** begin **

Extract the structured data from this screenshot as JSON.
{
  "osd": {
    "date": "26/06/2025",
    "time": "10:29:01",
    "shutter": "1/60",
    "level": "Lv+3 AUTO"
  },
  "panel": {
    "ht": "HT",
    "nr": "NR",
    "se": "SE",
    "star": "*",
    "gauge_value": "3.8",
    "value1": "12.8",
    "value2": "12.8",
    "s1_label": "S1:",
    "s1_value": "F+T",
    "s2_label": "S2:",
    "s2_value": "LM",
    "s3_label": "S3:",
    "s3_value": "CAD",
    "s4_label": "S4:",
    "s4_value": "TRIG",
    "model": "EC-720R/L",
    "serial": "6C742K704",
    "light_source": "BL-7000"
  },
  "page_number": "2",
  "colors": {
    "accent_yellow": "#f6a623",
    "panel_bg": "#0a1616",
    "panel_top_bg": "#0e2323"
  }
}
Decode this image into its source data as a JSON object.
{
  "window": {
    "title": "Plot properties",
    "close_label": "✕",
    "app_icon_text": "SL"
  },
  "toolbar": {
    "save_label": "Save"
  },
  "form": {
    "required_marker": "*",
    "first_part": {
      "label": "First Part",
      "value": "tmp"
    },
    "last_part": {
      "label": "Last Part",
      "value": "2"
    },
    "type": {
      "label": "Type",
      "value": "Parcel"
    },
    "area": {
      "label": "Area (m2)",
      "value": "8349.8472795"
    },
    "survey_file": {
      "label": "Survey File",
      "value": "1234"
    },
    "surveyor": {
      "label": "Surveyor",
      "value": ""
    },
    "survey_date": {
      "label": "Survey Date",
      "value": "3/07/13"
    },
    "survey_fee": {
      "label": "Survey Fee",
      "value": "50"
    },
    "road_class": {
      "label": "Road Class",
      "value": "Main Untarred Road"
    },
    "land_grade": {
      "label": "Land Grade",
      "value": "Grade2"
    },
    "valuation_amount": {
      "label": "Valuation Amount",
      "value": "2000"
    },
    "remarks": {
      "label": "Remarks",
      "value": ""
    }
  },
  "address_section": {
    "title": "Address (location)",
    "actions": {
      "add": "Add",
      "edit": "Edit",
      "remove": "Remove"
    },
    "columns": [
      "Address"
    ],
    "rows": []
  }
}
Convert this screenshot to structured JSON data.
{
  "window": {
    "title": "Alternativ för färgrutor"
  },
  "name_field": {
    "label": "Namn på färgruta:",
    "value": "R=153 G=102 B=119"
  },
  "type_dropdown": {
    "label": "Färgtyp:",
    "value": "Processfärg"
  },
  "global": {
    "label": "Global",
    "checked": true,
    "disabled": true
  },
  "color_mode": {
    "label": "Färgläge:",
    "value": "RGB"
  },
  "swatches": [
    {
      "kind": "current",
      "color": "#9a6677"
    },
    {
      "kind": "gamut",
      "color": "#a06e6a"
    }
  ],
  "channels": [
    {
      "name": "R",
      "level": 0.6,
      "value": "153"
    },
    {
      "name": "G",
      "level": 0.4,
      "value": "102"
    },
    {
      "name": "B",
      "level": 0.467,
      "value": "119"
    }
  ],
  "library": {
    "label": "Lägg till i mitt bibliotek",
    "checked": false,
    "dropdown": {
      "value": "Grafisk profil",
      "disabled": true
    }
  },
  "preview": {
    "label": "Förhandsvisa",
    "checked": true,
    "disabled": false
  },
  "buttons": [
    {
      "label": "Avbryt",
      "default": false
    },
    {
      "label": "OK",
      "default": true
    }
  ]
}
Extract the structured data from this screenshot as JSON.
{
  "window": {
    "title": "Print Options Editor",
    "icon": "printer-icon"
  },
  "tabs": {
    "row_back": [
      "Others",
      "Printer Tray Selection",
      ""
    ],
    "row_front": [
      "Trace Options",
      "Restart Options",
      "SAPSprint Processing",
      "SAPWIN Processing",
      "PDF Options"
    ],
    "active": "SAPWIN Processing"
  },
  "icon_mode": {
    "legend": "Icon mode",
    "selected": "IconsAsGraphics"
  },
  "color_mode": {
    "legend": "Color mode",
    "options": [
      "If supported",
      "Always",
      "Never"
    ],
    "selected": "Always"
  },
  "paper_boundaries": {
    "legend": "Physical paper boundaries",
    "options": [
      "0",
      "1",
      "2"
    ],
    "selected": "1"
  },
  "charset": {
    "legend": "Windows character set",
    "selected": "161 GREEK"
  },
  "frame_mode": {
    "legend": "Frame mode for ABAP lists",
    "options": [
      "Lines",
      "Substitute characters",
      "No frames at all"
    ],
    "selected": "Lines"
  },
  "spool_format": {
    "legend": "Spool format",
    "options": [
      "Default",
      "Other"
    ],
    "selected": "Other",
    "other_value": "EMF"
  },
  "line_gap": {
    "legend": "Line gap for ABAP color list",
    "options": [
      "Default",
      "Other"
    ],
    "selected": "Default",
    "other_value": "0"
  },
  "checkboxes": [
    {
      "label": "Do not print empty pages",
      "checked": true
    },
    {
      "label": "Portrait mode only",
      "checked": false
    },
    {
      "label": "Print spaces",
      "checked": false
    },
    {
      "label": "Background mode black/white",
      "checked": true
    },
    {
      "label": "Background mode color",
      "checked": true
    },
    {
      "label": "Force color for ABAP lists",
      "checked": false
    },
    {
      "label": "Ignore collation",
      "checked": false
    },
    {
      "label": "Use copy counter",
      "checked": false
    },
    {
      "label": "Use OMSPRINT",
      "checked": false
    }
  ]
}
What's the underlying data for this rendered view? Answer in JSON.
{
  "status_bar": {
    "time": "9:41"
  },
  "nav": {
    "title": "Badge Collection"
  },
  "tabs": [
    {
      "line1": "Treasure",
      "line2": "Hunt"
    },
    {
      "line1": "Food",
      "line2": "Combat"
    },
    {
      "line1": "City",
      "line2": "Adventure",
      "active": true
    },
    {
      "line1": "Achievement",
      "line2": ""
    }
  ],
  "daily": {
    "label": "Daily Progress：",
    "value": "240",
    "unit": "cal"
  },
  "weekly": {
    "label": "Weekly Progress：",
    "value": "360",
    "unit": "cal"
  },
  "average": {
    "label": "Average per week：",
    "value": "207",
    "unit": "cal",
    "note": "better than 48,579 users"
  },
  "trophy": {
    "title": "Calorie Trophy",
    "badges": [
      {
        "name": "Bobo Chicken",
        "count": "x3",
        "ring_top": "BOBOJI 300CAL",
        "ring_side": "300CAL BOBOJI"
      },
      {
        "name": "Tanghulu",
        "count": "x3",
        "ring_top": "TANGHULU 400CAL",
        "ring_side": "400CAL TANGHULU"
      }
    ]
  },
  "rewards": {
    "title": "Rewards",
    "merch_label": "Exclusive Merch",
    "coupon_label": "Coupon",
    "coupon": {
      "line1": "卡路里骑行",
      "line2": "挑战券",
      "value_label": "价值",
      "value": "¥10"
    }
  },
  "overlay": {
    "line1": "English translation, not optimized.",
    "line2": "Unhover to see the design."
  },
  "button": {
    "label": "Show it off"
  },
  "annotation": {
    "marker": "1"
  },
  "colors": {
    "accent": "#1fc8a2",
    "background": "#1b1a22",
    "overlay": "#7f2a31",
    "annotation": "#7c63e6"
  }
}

** end **

EXERCISE PROMPT: From the records above, extract everything verbatim.

FULL RESPONSE:
Extract the structured data from this screenshot as JSON.
{
  "osd": {
    "date": "26/06/2025",
    "time": "10:29:01",
    "shutter": "1/60",
    "level": "Lv+3 AUTO"
  },
  "panel": {
    "ht": "HT",
    "nr": "NR",
    "se": "SE",
    "star": "*",
    "gauge_value": "3.8",
    "value1": "12.8",
    "value2": "12.8",
    "s1_label": "S1:",
    "s1_value": "F+T",
    "s2_label": "S2:",
    "s2_value": "LM",
    "s3_label": "S3:",
    "s3_value": "CAD",
    "s4_label": "S4:",
    "s4_value": "TRIG",
    "model": "EC-720R/L",
    "serial": "6C742K704",
    "light_source": "BL-7000"
  },
  "page_number": "2",
  "colors": {
    "accent_yellow": "#f6a623",
    "panel_bg": "#0a1616",
    "panel_top_bg": "#0e2323"
  }
}
Decode this image into its source data as a JSON object.
{
  "window": {
    "title": "Plot properties",
    "close_label": "✕",
    "app_icon_text": "SL"
  },
  "toolbar": {
    "save_label": "Save"
  },
  "form": {
    "required_marker": "*",
    "first_part": {
      "label": "First Part",
      "value": "tmp"
    },
    "last_part": {
      "label": "Last Part",
      "value": "2"
    },
    "type": {
      "label": "Type",
      "value": "Parcel"
    },
    "area": {
      "label": "Area (m2)",
      "value": "8349.8472795"
    },
    "survey_file": {
      "label": "Survey File",
      "value": "1234"
    },
    "surveyor": {
      "label": "Surveyor",
      "value": ""
    },
    "survey_date": {
      "label": "Survey Date",
      "value": "3/07/13"
    },
    "survey_fee": {
      "label": "Survey Fee",
      "value": "50"
    },
    "road_class": {
      "label": "Road Class",
      "value": "Main Untarred Road"
    },
    "land_grade": {
      "label": "Land Grade",
      "value": "Grade2"
    },
    "valuation_amount": {
      "label": "Valuation Amount",
      "value": "2000"
    },
    "remarks": {
      "label": "Remarks",
      "value": ""
    }
  },
  "address_section": {
    "title": "Address (location)",
    "actions": {
      "add": "Add",
      "edit": "Edit",
      "remove": "Remove"
    },
    "columns": [
      "Address"
    ],
    "rows": []
  }
}
Convert this screenshot to structured JSON data.
{
  "window": {
    "title": "Alternativ för färgrutor"
  },
  "name_field": {
    "label": "Namn på färgruta:",
    "value": "R=153 G=102 B=119"
  },
  "type_dropdown": {
    "label": "Färgtyp:",
    "value": "Processfärg"
  },
  "global": {
    "label": "Global",
    "checked": true,
    "disabled": true
  },
  "color_mode": {
    "label": "Färgläge:",
    "value": "RGB"
  },
  "swatches": [
    {
      "kind": "current",
      "color": "#9a6677"
    },
    {
      "kind": "gamut",
      "color": "#a06e6a"
    }
  ],
  "channels": [
    {
      "name": "R",
      "level": 0.6,
      "value": "153"
    },
    {
      "name": "G",
      "level": 0.4,
      "value": "102"
    },
    {
      "name": "B",
      "level": 0.467,
      "value": "119"
    }
  ],
  "library": {
    "label": "Lägg till i mitt bibliotek",
    "checked": false,
    "dropdown": {
      "value": "Grafisk profil",
      "disabled": true
    }
  },
  "preview": {
    "label": "Förhandsvisa",
    "checked": true,
    "disabled": false
  },
  "buttons": [
    {
      "label": "Avbryt",
      "default": false
    },
    {
      "label": "OK",
      "default": true
    }
  ]
}
Extract the structured data from this screenshot as JSON.
{
  "window": {
    "title": "Print Options Editor",
    "icon": "printer-icon"
  },
  "tabs": {
    "row_back": [
      "Others",
      "Printer Tray Selection",
      ""
    ],
    "row_front": [
      "Trace Options",
      "Restart Options",
      "SAPSprint Processing",
      "SAPWIN Processing",
      "PDF Options"
    ],
    "active": "SAPWIN Processing"
  },
  "icon_mode": {
    "legend": "Icon mode",
    "selected": "IconsAsGraphics"
  },
  "color_mode": {
    "legend": "Color mode",
    "options": [
      "If supported",
      "Always",
      "Never"
    ],
    "selected": "Always"
  },
  "paper_boundaries": {
    "legend": "Physical paper boundaries",
    "options": [
      "0",
      "1",
      "2"
    ],
    "selected": "1"
  },
  "charset": {
    "legend": "Windows character set",
    "selected": "161 GREEK"
  },
  "frame_mode": {
    "legend": "Frame mode for ABAP lists",
    "options": [
      "Lines",
      "Substitute characters",
      "No frames at all"
    ],
    "selected": "Lines"
  },
  "spool_format": {
    "legend": "Spool format",
    "options": [
      "Default",
      "Other"
    ],
    "selected": "Other",
    "other_value": "EMF"
  },
  "line_gap": {
    "legend": "Line gap for ABAP color list",
    "options": [
      "Default",
      "Other"
    ],
    "selected": "Default",
    "other_value": "0"
  },
  "checkboxes": [
    {
      "label": "Do not print empty pages",
      "checked": true
    },
    {
      "label": "Portrait mode only",
      "checked": false
    },
    {
      "label": "Print spaces",
      "checked": false
    },
    {
      "label": "Background mode black/white",
      "checked": true
    },
    {
      "label": "Background mode color",
      "checked": true
    },
    {
      "label": "Force color for ABAP lists",
      "checked": false
    },
    {
      "label": "Ignore collation",
      "checked": false
    },
    {
      "label": "Use copy counter",
      "checked": false
    },
    {
      "label": "Use OMSPRINT",
      "checked": false
    }
  ]
}
What's the underlying data for this rendered view? Answer in JSON.
{
  "status_bar": {
    "time": "9:41"
  },
  "nav": {
    "title": "Badge Collection"
  },
  "tabs": [
    {
      "line1": "Treasure",
      "line2": "Hunt"
    },
    {
      "line1": "Food",
      "line2": "Combat"
    },
    {
      "line1": "City",
      "line2": "Adventure",
      "active": true
    },
    {
      "line1": "Achievement",
      "line2": ""
    }
  ],
  "daily": {
    "label": "Daily Progress：",
    "value": "240",
    "unit": "cal"
  },
  "weekly": {
    "label": "Weekly Progress：",
    "value": "360",
    "unit": "cal"
  },
  "average": {
    "label": "Average per week：",
    "value": "207",
    "unit": "cal",
    "note": "better than 48,579 users"
  },
  "trophy": {
    "title": "Calorie Trophy",
    "badges": [
      {
        "name": "Bobo Chicken",
        "count": "x3",
        "ring_top": "BOBOJI 300CAL",
        "ring_side": "300CAL BOBOJI"
      },
      {
        "name": "Tanghulu",
        "count": "x3",
        "ring_top": "TANGHULU 400CAL",
        "ring_side": "400CAL TANGHULU"
      }
    ]
  },
  "rewards": {
    "title": "Rewards",
    "merch_label": "Exclusive Merch",
    "coupon_label": "Coupon",
    "coupon": {
      "line1": "卡路里骑行",
      "line2": "挑战券",
      "value_label": "价值",
      "value": "¥10"
    }
  },
  "overlay": {
    "line1": "English translation, not optimized.",
    "line2": "Unhover to see the design."
  },
  "button": {
    "label": "Show it off"
  },
  "annotation": {
    "marker": "1"
  },
  "colors": {
    "accent": "#1fc8a2",
    "background": "#1b1a22",
    "overlay": "#7f2a31",
    "annotation": "#7c63e6"
  }
}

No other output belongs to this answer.